> _Exercise instructions_
Write out all of the entries exactly as given.

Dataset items
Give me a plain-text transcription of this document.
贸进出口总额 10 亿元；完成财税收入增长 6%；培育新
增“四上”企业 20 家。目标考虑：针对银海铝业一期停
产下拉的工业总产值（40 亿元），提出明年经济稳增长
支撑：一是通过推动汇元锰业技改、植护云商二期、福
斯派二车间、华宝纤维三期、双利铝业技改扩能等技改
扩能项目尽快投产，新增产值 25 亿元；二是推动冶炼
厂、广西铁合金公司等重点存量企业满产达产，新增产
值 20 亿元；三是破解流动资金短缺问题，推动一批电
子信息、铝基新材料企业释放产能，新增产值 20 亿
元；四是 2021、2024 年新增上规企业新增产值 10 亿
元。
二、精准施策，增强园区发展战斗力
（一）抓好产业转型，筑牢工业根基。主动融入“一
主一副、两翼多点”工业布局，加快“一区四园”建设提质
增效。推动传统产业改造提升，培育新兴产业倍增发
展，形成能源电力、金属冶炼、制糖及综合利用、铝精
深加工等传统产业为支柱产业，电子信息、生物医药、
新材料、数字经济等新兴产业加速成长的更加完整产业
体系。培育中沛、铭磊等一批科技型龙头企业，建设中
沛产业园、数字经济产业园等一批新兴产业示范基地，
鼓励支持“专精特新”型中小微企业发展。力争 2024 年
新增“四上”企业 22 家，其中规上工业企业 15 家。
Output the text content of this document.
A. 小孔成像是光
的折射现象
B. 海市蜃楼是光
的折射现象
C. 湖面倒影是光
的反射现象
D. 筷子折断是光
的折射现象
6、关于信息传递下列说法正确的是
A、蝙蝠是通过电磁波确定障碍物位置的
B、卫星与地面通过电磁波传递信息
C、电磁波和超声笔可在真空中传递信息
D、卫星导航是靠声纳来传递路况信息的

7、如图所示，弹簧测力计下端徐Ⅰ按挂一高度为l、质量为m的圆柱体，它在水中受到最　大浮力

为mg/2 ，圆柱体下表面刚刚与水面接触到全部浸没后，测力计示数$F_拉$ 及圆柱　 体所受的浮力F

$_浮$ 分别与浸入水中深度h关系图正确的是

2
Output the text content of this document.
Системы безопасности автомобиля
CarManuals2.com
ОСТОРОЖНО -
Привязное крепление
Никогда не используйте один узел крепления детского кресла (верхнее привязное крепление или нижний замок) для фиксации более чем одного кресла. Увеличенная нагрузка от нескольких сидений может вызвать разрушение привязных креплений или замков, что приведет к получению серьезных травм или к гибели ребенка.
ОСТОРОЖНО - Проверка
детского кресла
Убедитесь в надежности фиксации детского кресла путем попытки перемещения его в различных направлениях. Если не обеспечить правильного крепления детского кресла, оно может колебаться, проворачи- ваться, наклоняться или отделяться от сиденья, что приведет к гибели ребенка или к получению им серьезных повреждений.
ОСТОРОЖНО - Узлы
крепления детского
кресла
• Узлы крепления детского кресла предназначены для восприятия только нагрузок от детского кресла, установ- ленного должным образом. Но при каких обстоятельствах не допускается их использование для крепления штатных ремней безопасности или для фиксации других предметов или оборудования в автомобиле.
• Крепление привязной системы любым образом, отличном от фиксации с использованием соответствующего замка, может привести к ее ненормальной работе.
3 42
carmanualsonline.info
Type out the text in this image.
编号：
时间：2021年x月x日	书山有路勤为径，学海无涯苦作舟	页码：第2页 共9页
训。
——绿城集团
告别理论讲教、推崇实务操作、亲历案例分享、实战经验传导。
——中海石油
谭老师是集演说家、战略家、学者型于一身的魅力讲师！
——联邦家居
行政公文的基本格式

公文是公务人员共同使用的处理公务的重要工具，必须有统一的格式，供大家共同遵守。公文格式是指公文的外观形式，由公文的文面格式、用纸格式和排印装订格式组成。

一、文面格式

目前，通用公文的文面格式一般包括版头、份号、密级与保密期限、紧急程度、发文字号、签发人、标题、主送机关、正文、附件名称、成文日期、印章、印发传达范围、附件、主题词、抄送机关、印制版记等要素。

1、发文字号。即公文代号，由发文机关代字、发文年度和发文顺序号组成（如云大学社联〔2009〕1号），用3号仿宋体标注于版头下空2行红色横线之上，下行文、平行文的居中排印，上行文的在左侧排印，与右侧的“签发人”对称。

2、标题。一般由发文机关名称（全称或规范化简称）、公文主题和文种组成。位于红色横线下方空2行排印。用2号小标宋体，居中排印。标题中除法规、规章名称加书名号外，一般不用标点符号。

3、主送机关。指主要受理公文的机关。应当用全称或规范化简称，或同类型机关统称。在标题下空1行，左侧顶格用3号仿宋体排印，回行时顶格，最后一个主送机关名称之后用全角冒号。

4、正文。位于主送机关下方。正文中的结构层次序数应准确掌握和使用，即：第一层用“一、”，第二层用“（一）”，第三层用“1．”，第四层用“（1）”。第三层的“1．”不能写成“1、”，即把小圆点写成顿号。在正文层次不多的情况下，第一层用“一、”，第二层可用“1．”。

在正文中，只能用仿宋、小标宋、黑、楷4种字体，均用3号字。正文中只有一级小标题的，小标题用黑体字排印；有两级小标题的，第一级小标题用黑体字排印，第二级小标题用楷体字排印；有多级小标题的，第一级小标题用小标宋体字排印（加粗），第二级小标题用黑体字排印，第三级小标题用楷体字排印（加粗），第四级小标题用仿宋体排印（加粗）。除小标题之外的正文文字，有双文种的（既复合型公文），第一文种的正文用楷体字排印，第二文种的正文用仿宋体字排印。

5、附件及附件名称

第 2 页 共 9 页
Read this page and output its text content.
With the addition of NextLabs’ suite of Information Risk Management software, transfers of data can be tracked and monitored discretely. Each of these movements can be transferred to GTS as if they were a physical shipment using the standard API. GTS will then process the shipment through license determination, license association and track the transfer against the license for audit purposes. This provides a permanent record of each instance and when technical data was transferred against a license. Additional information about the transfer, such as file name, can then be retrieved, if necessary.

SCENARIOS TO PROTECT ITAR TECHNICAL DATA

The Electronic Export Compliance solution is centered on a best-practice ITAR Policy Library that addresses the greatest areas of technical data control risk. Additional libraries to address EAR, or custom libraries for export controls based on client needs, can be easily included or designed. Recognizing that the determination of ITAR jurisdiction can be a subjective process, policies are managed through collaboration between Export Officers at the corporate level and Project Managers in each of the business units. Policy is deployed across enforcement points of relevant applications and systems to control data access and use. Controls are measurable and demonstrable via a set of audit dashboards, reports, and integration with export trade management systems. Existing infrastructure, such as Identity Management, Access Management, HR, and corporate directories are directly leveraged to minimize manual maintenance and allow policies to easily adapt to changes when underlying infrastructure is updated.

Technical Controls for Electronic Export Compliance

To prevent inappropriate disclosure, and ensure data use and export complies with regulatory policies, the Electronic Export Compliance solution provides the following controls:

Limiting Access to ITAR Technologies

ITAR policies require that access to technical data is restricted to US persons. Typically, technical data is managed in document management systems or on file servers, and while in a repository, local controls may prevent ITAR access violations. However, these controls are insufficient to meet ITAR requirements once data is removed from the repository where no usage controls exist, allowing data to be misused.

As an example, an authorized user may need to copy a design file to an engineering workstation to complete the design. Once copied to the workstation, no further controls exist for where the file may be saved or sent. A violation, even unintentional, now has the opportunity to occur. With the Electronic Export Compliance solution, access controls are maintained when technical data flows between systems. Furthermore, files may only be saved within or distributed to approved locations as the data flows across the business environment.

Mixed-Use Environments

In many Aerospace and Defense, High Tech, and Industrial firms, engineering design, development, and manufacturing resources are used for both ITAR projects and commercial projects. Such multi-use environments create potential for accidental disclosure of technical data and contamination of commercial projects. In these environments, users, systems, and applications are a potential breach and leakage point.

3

> _Task output_
Give me a plain-text transcription of this document.
贸进出口总额 10 亿元；完成财税收入增长 6%；培育新
增“四上”企业 20 家。目标考虑：针对银海铝业一期停
产下拉的工业总产值（40 亿元），提出明年经济稳增长
支撑：一是通过推动汇元锰业技改、植护云商二期、福
斯派二车间、华宝纤维三期、双利铝业技改扩能等技改
扩能项目尽快投产，新增产值 25 亿元；二是推动冶炼
厂、广西铁合金公司等重点存量企业满产达产，新增产
值 20 亿元；三是破解流动资金短缺问题，推动一批电
子信息、铝基新材料企业释放产能，新增产值 20 亿
元；四是 2021、2024 年新增上规企业新增产值 10 亿
元。
二、精准施策，增强园区发展战斗力
（一）抓好产业转型，筑牢工业根基。主动融入“一
主一副、两翼多点”工业布局，加快“一区四园”建设提质
增效。推动传统产业改造提升，培育新兴产业倍增发
展，形成能源电力、金属冶炼、制糖及综合利用、铝精
深加工等传统产业为支柱产业，电子信息、生物医药、
新材料、数字经济等新兴产业加速成长的更加完整产业
体系。培育中沛、铭磊等一批科技型龙头企业，建设中
沛产业园、数字经济产业园等一批新兴产业示范基地，
鼓励支持“专精特新”型中小微企业发展。力争 2024 年
新增“四上”企业 22 家，其中规上工业企业 15 家。
Output the text content of this document.
A. 小孔成像是光
的折射现象
B. 海市蜃楼是光
的折射现象
C. 湖面倒影是光
的反射现象
D. 筷子折断是光
的折射现象
6、关于信息传递下列说法正确的是
A、蝙蝠是通过电磁波确定障碍物位置的
B、卫星与地面通过电磁波传递信息
C、电磁波和超声笔可在真空中传递信息
D、卫星导航是靠声纳来传递路况信息的

7、如图所示，弹簧测力计下端徐Ⅰ按挂一高度为l、质量为m的圆柱体，它在水中受到最　大浮力

为mg/2 ，圆柱体下表面刚刚与水面接触到全部浸没后，测力计示数$F_拉$ 及圆柱　 体所受的浮力F

$_浮$ 分别与浸入水中深度h关系图正确的是

2
Output the text content of this document.
Системы безопасности автомобиля
CarManuals2.com
ОСТОРОЖНО -
Привязное крепление
Никогда не используйте один узел крепления детского кресла (верхнее привязное крепление или нижний замок) для фиксации более чем одного кресла. Увеличенная нагрузка от нескольких сидений может вызвать разрушение привязных креплений или замков, что приведет к получению серьезных травм или к гибели ребенка.
ОСТОРОЖНО - Проверка
детского кресла
Убедитесь в надежности фиксации детского кресла путем попытки перемещения его в различных направлениях. Если не обеспечить правильного крепления детского кресла, оно может колебаться, проворачи- ваться, наклоняться или отделяться от сиденья, что приведет к гибели ребенка или к получению им серьезных повреждений.
ОСТОРОЖНО - Узлы
крепления детского
кресла
• Узлы крепления детского кресла предназначены для восприятия только нагрузок от детского кресла, установ- ленного должным образом. Но при каких обстоятельствах не допускается их использование для крепления штатных ремней безопасности или для фиксации других предметов или оборудования в автомобиле.
• Крепление привязной системы любым образом, отличном от фиксации с использованием соответствующего замка, может привести к ее ненормальной работе.
3 42
carmanualsonline.info
Type out the text in this image.
编号：
时间：2021年x月x日	书山有路勤为径，学海无涯苦作舟	页码：第2页 共9页
训。
——绿城集团
告别理论讲教、推崇实务操作、亲历案例分享、实战经验传导。
——中海石油
谭老师是集演说家、战略家、学者型于一身的魅力讲师！
——联邦家居
行政公文的基本格式

公文是公务人员共同使用的处理公务的重要工具，必须有统一的格式，供大家共同遵守。公文格式是指公文的外观形式，由公文的文面格式、用纸格式和排印装订格式组成。

一、文面格式

目前，通用公文的文面格式一般包括版头、份号、密级与保密期限、紧急程度、发文字号、签发人、标题、主送机关、正文、附件名称、成文日期、印章、印发传达范围、附件、主题词、抄送机关、印制版记等要素。

1、发文字号。即公文代号，由发文机关代字、发文年度和发文顺序号组成（如云大学社联〔2009〕1号），用3号仿宋体标注于版头下空2行红色横线之上，下行文、平行文的居中排印，上行文的在左侧排印，与右侧的“签发人”对称。

2、标题。一般由发文机关名称（全称或规范化简称）、公文主题和文种组成。位于红色横线下方空2行排印。用2号小标宋体，居中排印。标题中除法规、规章名称加书名号外，一般不用标点符号。

3、主送机关。指主要受理公文的机关。应当用全称或规范化简称，或同类型机关统称。在标题下空1行，左侧顶格用3号仿宋体排印，回行时顶格，最后一个主送机关名称之后用全角冒号。

4、正文。位于主送机关下方。正文中的结构层次序数应准确掌握和使用，即：第一层用“一、”，第二层用“（一）”，第三层用“1．”，第四层用“（1）”。第三层的“1．”不能写成“1、”，即把小圆点写成顿号。在正文层次不多的情况下，第一层用“一、”，第二层可用“1．”。

在正文中，只能用仿宋、小标宋、黑、楷4种字体，均用3号字。正文中只有一级小标题的，小标题用黑体字排印；有两级小标题的，第一级小标题用黑体字排印，第二级小标题用楷体字排印；有多级小标题的，第一级小标题用小标宋体字排印（加粗），第二级小标题用黑体字排印，第三级小标题用楷体字排印（加粗），第四级小标题用仿宋体排印（加粗）。除小标题之外的正文文字，有双文种的（既复合型公文），第一文种的正文用楷体字排印，第二文种的正文用仿宋体字排印。

5、附件及附件名称

第 2 页 共 9 页
Read this page and output its text content.
With the addition of NextLabs’ suite of Information Risk Management software, transfers of data can be tracked and monitored discretely. Each of these movements can be transferred to GTS as if they were a physical shipment using the standard API. GTS will then process the shipment through license determination, license association and track the transfer against the license for audit purposes. This provides a permanent record of each instance and when technical data was transferred against a license. Additional information about the transfer, such as file name, can then be retrieved, if necessary.

SCENARIOS TO PROTECT ITAR TECHNICAL DATA

The Electronic Export Compliance solution is centered on a best-practice ITAR Policy Library that addresses the greatest areas of technical data control risk. Additional libraries to address EAR, or custom libraries for export controls based on client needs, can be easily included or designed. Recognizing that the determination of ITAR jurisdiction can be a subjective process, policies are managed through collaboration between Export Officers at the corporate level and Project Managers in each of the business units. Policy is deployed across enforcement points of relevant applications and systems to control data access and use. Controls are measurable and demonstrable via a set of audit dashboards, reports, and integration with export trade management systems. Existing infrastructure, such as Identity Management, Access Management, HR, and corporate directories are directly leveraged to minimize manual maintenance and allow policies to easily adapt to changes when underlying infrastructure is updated.

Technical Controls for Electronic Export Compliance

To prevent inappropriate disclosure, and ensure data use and export complies with regulatory policies, the Electronic Export Compliance solution provides the following controls:

Limiting Access to ITAR Technologies

ITAR policies require that access to technical data is restricted to US persons. Typically, technical data is managed in document management systems or on file servers, and while in a repository, local controls may prevent ITAR access violations. However, these controls are insufficient to meet ITAR requirements once data is removed from the repository where no usage controls exist, allowing data to be misused.

As an example, an authorized user may need to copy a design file to an engineering workstation to complete the design. Once copied to the workstation, no further controls exist for where the file may be saved or sent. A violation, even unintentional, now has the opportunity to occur. With the Electronic Export Compliance solution, access controls are maintained when technical data flows between systems. Furthermore, files may only be saved within or distributed to approved locations as the data flows across the business environment.

Mixed-Use Environments

In many Aerospace and Defense, High Tech, and Industrial firms, engineering design, development, and manufacturing resources are used for both ITAR projects and commercial projects. Such multi-use environments create potential for accidental disclosure of technical data and contamination of commercial projects. In these environments, users, systems, and applications are a potential breach and leakage point.

3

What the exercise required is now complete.